What this task involves
Write out the records below once more, exactly as they stand.

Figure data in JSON
•••••

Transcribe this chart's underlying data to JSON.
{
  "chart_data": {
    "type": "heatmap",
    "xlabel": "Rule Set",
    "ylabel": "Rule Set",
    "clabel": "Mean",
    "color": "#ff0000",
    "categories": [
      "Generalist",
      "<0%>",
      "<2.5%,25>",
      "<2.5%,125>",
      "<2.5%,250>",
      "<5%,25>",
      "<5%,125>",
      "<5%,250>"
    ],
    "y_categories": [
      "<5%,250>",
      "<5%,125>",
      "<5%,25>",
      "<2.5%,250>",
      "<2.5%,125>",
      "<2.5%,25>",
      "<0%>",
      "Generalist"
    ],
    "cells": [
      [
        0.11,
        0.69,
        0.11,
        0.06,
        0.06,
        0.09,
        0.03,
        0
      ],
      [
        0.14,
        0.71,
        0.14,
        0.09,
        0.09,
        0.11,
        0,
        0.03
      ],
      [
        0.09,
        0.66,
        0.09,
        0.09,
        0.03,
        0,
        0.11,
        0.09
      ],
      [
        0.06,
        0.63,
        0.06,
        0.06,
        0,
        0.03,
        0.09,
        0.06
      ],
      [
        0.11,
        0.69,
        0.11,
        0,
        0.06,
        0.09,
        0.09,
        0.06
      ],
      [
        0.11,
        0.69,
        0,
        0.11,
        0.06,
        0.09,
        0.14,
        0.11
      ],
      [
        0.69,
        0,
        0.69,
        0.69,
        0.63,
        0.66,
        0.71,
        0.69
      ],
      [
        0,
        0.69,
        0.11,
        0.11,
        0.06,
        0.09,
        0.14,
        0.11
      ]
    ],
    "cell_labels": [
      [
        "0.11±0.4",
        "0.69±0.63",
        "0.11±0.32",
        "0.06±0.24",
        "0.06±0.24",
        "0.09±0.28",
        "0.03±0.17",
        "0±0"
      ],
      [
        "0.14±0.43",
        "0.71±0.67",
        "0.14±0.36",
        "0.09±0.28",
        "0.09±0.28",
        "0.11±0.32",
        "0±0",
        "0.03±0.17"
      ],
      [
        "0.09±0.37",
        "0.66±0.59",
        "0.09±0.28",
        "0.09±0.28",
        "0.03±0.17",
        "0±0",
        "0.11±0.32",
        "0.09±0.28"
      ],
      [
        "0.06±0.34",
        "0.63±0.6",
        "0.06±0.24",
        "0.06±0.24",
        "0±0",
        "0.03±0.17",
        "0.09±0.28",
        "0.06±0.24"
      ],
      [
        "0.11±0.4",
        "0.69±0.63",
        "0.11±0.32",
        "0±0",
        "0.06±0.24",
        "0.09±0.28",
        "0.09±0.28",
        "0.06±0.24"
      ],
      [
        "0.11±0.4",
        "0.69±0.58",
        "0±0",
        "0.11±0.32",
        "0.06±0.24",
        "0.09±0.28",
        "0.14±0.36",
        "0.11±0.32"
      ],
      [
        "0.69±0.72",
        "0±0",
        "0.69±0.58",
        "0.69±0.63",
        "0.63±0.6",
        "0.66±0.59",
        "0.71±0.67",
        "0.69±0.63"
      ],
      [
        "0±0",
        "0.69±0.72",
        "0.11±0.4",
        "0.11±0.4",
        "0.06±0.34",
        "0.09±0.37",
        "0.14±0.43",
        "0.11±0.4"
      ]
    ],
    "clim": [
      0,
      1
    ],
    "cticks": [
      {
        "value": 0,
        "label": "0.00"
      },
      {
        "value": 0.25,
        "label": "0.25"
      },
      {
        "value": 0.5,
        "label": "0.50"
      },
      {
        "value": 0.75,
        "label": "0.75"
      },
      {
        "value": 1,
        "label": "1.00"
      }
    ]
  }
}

•••••

Finished answer
Transcribe this chart's underlying data to JSON.
{
  "chart_data": {
    "type": "heatmap",
    "xlabel": "Rule Set",
    "ylabel": "Rule Set",
    "clabel": "Mean",
    "color": "#ff0000",
    "categories": [
      "Generalist",
      "<0%>",
      "<2.5%,25>",
      "<2.5%,125>",
      "<2.5%,250>",
      "<5%,25>",
      "<5%,125>",
      "<5%,250>"
    ],
    "y_categories": [
      "<5%,250>",
      "<5%,125>",
      "<5%,25>",
      "<2.5%,250>",
      "<2.5%,125>",
      "<2.5%,25>",
      "<0%>",
      "Generalist"
    ],
    "cells": [
      [
        0.11,
        0.69,
        0.11,
        0.06,
        0.06,
        0.09,
        0.03,
        0
      ],
      [
        0.14,
        0.71,
        0.14,
        0.09,
        0.09,
        0.11,
        0,
        0.03
      ],
      [
        0.09,
        0.66,
        0.09,
        0.09,
        0.03,
        0,
        0.11,
        0.09
      ],
      [
        0.06,
        0.63,
        0.06,
        0.06,
        0,
        0.03,
        0.09,
        0.06
      ],
      [
        0.11,
        0.69,
        0.11,
        0,
        0.06,
        0.09,
        0.09,
        0.06
      ],
      [
        0.11,
        0.69,
        0,
        0.11,
        0.06,
        0.09,
        0.14,
        0.11
      ],
      [
        0.69,
        0,
        0.69,
        0.69,
        0.63,
        0.66,
        0.71,
        0.69
      ],
      [
        0,
        0.69,
        0.11,
        0.11,
        0.06,
        0.09,
        0.14,
        0.11
      ]
    ],
    "cell_labels": [
      [
        "0.11±0.4",
        "0.69±0.63",
        "0.11±0.32",
        "0.06±0.24",
        "0.06±0.24",
        "0.09±0.28",
        "0.03±0.17",
        "0±0"
      ],
      [
        "0.14±0.43",
        "0.71±0.67",
        "0.14±0.36",
        "0.09±0.28",
        "0.09±0.28",
        "0.11±0.32",
        "0±0",
        "0.03±0.17"
      ],
      [
        "0.09±0.37",
        "0.66±0.59",
        "0.09±0.28",
        "0.09±0.28",
        "0.03±0.17",
        "0±0",
        "0.11±0.32",
        "0.09±0.28"
      ],
      [
        "0.06±0.34",
        "0.63±0.6",
        "0.06±0.24",
        "0.06±0.24",
        "0±0",
        "0.03±0.17",
        "0.09±0.28",
        "0.06±0.24"
      ],
      [
        "0.11±0.4",
        "0.69±0.63",
        "0.11±0.32",
        "0±0",
        "0.06±0.24",
        "0.09±0.28",
        "0.09±0.28",
        "0.06±0.24"
      ],
      [
        "0.11±0.4",
        "0.69±0.58",
        "0±0",
        "0.11±0.32",
        "0.06±0.24",
        "0.09±0.28",
        "0.14±0.36",
        "0.11±0.32"
      ],
      [
        "0.69±0.72",
        "0±0",
        "0.69±0.58",
        "0.69±0.63",
        "0.63±0.6",
        "0.66±0.59",
        "0.71±0.67",
        "0.69±0.63"
      ],
      [
        "0±0",
        "0.69±0.72",
        "0.11±0.4",
        "0.11±0.4",
        "0.06±0.34",
        "0.09±0.37",
        "0.14±0.43",
        "0.11±0.4"
      ]
    ],
    "clim": [
      0,
      1
    ],
    "cticks": [
      {
        "value": 0,
        "label": "0.00"
      },
      {
        "value": 0.25,
        "label": "0.25"
      },
      {
        "value": 0.5,
        "label": "0.50"
      },
      {
        "value": 0.75,
        "label": "0.75"
      },
      {
        "value": 1,
        "label": "1.00"
      }
    ]
  }
}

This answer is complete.